**DIRECTIVE**: Copy each line below exactly and leave the pictures out.

BEGIN SUPPLIED MATERIAL

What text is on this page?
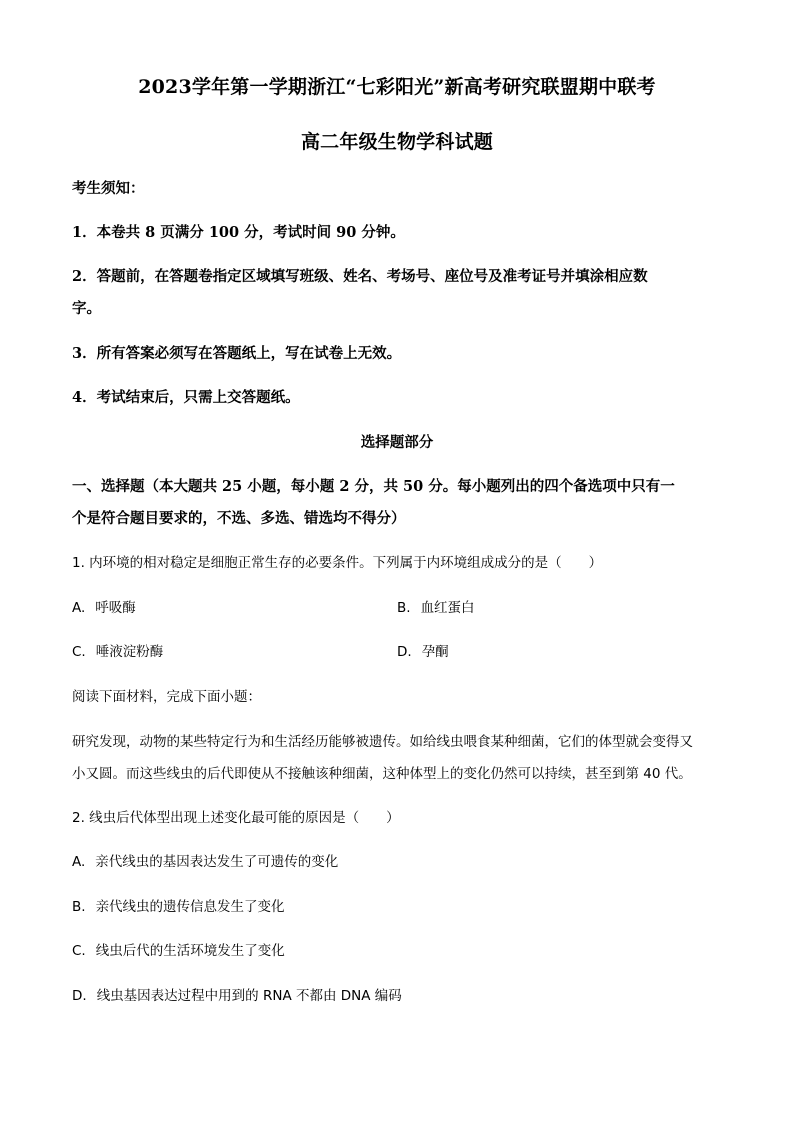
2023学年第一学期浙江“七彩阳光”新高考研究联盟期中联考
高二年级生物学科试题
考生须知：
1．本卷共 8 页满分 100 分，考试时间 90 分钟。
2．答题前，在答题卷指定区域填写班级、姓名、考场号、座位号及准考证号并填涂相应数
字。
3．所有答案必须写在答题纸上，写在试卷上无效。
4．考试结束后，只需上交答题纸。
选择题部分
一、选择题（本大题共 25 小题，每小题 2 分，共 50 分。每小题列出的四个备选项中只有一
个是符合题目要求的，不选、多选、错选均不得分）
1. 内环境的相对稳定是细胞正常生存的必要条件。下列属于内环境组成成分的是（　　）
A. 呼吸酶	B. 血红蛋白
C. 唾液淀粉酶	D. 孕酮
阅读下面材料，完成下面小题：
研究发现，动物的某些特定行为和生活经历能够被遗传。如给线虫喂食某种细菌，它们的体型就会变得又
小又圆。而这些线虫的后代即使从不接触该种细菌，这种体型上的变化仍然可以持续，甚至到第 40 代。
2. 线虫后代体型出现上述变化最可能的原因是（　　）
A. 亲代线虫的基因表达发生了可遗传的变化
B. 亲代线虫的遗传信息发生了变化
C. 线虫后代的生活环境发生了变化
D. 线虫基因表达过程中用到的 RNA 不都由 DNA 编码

END SUPPLIED MATERIAL

**FINISHED ANSWER**:
What text is on this page?
2023学年第一学期浙江“七彩阳光”新高考研究联盟期中联考
高二年级生物学科试题
考生须知：
1．本卷共 8 页满分 100 分，考试时间 90 分钟。
2．答题前，在答题卷指定区域填写班级、姓名、考场号、座位号及准考证号并填涂相应数
字。
3．所有答案必须写在答题纸上，写在试卷上无效。
4．考试结束后，只需上交答题纸。
选择题部分
一、选择题（本大题共 25 小题，每小题 2 分，共 50 分。每小题列出的四个备选项中只有一
个是符合题目要求的，不选、多选、错选均不得分）
1. 内环境的相对稳定是细胞正常生存的必要条件。下列属于内环境组成成分的是（　　）
A. 呼吸酶	B. 血红蛋白
C. 唾液淀粉酶	D. 孕酮
阅读下面材料，完成下面小题：
研究发现，动物的某些特定行为和生活经历能够被遗传。如给线虫喂食某种细菌，它们的体型就会变得又
小又圆。而这些线虫的后代即使从不接触该种细菌，这种体型上的变化仍然可以持续，甚至到第 40 代。
2. 线虫后代体型出现上述变化最可能的原因是（　　）
A. 亲代线虫的基因表达发生了可遗传的变化
B. 亲代线虫的遗传信息发生了变化
C. 线虫后代的生活环境发生了变化
D. 线虫基因表达过程中用到的 RNA 不都由 DNA 编码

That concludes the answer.